Stated task :: Locate each line below that includes "this" and reproduce it.

Data shown ::
========================================================================

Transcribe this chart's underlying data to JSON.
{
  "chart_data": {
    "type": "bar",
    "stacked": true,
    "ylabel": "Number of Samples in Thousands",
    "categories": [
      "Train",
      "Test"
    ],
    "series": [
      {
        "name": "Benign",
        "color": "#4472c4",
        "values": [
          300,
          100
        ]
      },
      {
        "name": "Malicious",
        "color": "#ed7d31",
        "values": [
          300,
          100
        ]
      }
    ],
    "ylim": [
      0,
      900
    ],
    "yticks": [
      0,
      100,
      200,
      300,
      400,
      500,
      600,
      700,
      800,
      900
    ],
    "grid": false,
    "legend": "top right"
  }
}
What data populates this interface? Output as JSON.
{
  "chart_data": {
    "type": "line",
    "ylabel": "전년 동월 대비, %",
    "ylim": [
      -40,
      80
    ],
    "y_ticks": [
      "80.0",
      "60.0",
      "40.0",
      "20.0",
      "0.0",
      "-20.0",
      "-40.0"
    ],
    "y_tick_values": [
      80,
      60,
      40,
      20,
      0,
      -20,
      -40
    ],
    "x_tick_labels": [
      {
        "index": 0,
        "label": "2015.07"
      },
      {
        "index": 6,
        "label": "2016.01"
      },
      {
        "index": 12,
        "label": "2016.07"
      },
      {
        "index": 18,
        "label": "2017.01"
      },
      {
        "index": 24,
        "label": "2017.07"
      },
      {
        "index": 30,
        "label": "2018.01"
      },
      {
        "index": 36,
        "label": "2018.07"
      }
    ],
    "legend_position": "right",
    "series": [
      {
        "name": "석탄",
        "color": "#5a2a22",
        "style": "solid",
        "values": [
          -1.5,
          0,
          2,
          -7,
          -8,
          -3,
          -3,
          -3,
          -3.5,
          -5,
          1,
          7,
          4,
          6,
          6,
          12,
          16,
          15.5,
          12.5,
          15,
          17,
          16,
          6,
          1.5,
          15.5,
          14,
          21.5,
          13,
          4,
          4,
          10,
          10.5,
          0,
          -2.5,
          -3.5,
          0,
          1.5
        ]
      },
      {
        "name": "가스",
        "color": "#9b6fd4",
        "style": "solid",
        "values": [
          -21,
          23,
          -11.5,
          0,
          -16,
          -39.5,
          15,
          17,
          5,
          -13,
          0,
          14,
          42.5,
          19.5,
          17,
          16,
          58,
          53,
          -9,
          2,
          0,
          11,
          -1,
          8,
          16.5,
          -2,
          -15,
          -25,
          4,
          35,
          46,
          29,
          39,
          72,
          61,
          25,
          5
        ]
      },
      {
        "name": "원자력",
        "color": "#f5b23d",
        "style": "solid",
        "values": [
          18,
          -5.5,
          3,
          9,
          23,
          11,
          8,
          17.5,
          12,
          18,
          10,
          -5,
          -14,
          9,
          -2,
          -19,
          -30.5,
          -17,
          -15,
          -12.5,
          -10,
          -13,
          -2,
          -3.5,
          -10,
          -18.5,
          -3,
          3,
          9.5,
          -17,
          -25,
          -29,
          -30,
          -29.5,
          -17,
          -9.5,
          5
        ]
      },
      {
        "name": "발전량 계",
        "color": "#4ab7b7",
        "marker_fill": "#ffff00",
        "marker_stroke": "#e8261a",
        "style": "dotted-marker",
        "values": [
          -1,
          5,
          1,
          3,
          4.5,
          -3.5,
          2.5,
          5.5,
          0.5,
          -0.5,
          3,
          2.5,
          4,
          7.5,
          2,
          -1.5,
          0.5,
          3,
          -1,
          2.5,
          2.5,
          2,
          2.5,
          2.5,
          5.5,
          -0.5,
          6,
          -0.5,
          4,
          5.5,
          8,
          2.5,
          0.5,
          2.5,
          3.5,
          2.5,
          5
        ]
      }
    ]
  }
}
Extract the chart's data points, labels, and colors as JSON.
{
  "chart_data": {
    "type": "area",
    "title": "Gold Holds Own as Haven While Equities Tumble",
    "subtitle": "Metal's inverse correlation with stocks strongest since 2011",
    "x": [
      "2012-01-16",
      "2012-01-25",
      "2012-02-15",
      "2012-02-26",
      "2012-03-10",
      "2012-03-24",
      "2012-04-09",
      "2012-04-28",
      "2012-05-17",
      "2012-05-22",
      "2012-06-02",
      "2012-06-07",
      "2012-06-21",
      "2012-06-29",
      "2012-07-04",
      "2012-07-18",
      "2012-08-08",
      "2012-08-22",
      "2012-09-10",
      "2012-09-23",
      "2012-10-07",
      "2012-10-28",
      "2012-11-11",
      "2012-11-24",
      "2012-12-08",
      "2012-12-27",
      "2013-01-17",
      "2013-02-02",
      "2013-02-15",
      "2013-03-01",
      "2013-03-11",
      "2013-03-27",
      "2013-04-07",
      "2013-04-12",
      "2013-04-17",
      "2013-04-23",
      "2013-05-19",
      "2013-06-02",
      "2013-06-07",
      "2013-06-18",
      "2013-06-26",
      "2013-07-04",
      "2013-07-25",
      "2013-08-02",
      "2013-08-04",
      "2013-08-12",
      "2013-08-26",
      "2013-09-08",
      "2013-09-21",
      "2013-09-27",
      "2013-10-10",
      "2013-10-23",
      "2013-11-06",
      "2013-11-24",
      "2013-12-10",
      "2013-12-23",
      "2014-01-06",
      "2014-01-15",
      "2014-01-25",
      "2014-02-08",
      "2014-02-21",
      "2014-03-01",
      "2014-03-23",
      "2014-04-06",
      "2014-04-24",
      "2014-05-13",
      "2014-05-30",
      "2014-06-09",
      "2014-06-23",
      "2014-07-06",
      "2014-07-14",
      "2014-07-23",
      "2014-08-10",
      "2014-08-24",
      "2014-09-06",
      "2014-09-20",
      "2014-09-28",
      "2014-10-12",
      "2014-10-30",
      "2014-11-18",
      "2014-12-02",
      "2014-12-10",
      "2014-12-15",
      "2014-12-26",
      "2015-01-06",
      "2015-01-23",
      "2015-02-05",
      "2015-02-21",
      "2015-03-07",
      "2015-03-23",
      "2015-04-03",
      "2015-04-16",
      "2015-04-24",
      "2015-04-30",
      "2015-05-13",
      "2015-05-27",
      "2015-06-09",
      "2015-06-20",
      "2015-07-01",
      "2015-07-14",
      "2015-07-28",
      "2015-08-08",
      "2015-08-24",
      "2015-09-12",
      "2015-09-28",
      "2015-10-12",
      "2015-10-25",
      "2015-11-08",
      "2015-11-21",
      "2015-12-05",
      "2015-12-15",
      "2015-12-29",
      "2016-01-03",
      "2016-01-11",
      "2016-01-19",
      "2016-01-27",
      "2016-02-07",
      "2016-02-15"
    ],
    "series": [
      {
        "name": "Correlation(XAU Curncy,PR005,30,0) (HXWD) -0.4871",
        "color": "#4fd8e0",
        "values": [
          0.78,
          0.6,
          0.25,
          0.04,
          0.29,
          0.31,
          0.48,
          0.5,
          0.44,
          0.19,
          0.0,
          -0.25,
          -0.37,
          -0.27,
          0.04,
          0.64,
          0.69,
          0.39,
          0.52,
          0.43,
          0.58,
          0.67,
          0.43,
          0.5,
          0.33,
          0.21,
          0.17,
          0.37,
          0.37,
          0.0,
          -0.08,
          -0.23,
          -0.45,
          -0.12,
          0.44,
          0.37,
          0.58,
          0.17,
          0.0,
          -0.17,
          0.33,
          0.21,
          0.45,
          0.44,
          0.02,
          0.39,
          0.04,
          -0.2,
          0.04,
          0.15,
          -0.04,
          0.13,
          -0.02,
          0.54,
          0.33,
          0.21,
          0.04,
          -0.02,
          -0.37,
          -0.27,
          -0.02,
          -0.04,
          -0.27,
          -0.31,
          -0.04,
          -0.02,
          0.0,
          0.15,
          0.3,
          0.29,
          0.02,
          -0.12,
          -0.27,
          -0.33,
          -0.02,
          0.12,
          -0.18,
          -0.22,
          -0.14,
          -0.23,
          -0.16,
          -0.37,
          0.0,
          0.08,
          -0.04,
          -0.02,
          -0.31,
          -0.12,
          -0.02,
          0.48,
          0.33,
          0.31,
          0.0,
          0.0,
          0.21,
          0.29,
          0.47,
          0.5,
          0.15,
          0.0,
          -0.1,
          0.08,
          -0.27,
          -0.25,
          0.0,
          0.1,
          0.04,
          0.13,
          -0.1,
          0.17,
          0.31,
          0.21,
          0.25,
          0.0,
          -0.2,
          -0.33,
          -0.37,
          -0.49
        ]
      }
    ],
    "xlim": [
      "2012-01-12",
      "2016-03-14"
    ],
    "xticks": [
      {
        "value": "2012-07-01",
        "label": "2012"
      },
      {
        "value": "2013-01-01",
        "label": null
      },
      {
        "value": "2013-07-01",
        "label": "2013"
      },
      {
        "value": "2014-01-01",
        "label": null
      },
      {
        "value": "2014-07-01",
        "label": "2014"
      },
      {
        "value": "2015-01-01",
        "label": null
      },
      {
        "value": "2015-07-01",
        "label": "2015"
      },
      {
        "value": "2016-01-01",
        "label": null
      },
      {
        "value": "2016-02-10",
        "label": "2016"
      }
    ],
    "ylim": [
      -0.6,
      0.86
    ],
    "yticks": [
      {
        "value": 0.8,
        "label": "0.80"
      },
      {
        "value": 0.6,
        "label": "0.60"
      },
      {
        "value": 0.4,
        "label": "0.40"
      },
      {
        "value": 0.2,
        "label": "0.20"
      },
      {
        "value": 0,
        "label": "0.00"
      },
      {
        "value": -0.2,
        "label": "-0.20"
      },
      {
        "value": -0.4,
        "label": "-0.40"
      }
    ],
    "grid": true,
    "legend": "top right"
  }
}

========================================================================

The answer ::
Transcribe this chart's underlying data to JSON.
What data populates this interface? Output as JSON.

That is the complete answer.